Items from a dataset
==*==

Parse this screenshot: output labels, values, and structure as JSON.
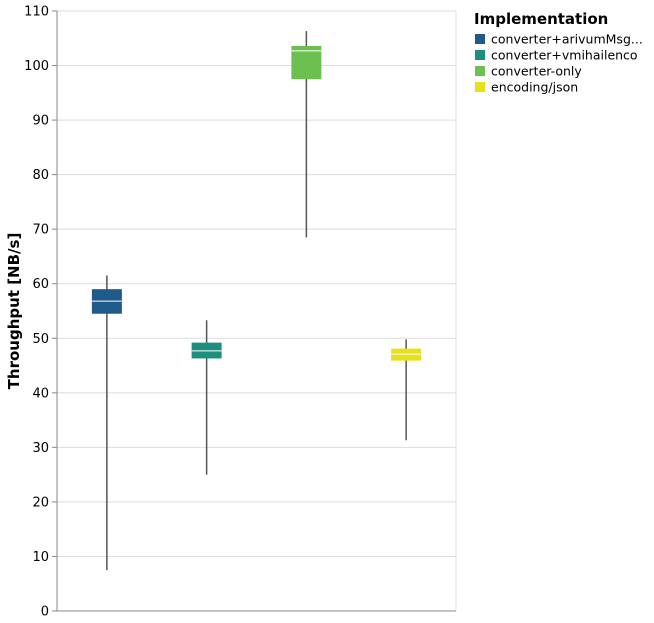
{
  "chart_data": {
    "type": "boxplot",
    "title": "",
    "xlabel": "",
    "ylabel": "Throughput [NB/s]",
    "ylim": [
      0,
      110
    ],
    "yticks": [
      0,
      10,
      20,
      30,
      40,
      50,
      60,
      70,
      80,
      90,
      100,
      110
    ],
    "grid": true,
    "legend": {
      "title": "Implementation",
      "position": "right"
    },
    "series": [
      {
        "name": "converter+arivumMsg...",
        "color": "#1f5a8a",
        "whisker_low": 7.5,
        "q1": 54.5,
        "median": 56.8,
        "q3": 59.0,
        "whisker_high": 61.5
      },
      {
        "name": "converter+vmihailenco",
        "color": "#1e8f7e",
        "whisker_low": 25.0,
        "q1": 46.3,
        "median": 47.7,
        "q3": 49.2,
        "whisker_high": 53.3
      },
      {
        "name": "converter-only",
        "color": "#6cc050",
        "whisker_low": 68.5,
        "q1": 97.5,
        "median": 102.7,
        "q3": 103.6,
        "whisker_high": 106.3
      },
      {
        "name": "encoding/json",
        "color": "#e8e11a",
        "whisker_low": 31.3,
        "q1": 45.9,
        "median": 47.1,
        "q3": 48.1,
        "whisker_high": 49.8
      }
    ]
  }
}
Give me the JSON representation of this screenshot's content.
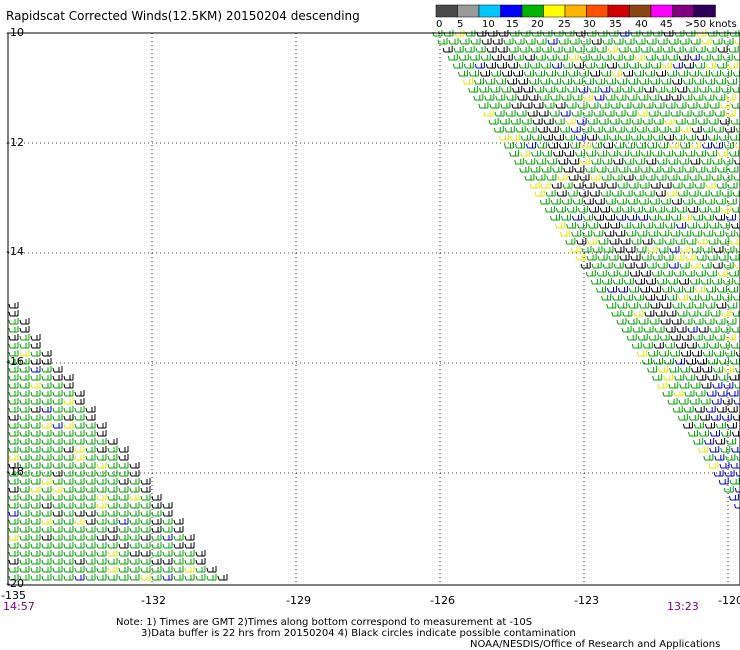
{
  "title": "Rapidscat Corrected Winds(12.5KM) 20150204 descending",
  "scale": {
    "labels": [
      "0",
      "5",
      "10",
      "15",
      "20",
      "25",
      "30",
      "35",
      "40",
      "45",
      ">50 knots"
    ],
    "colors": [
      "#4a4a4a",
      "#9a9a9a",
      "#00c8ff",
      "#0000ff",
      "#00b400",
      "#ffff00",
      "#ffb400",
      "#ff5000",
      "#d00000",
      "#8b4513",
      "#ff00ff",
      "#800080",
      "#2d005a"
    ]
  },
  "axes": {
    "lat_labels": [
      "-10",
      "-12",
      "-14",
      "-16",
      "-18",
      "-20"
    ],
    "lon_labels": [
      "-135",
      "-132",
      "-129",
      "-126",
      "-123",
      "-120"
    ]
  },
  "times": {
    "left": "14:57",
    "right": "13:23"
  },
  "notes": {
    "line1": "Note: 1) Times are GMT 2)Times along bottom correspond to measurement at -10S",
    "line2": "3)Data buffer is 22 hrs from 20150204 4) Black circles indicate possible contamination",
    "line3": "NOAA/NESDIS/Office of Research and Applications"
  }
}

==*==

**Task objective**
Return every line from the records above that holds the word "name".

**Correct response**
        "name": "converter+arivumMsg...",
        "name": "converter+vmihailenco",
        "name": "converter-only",
        "name": "encoding/json",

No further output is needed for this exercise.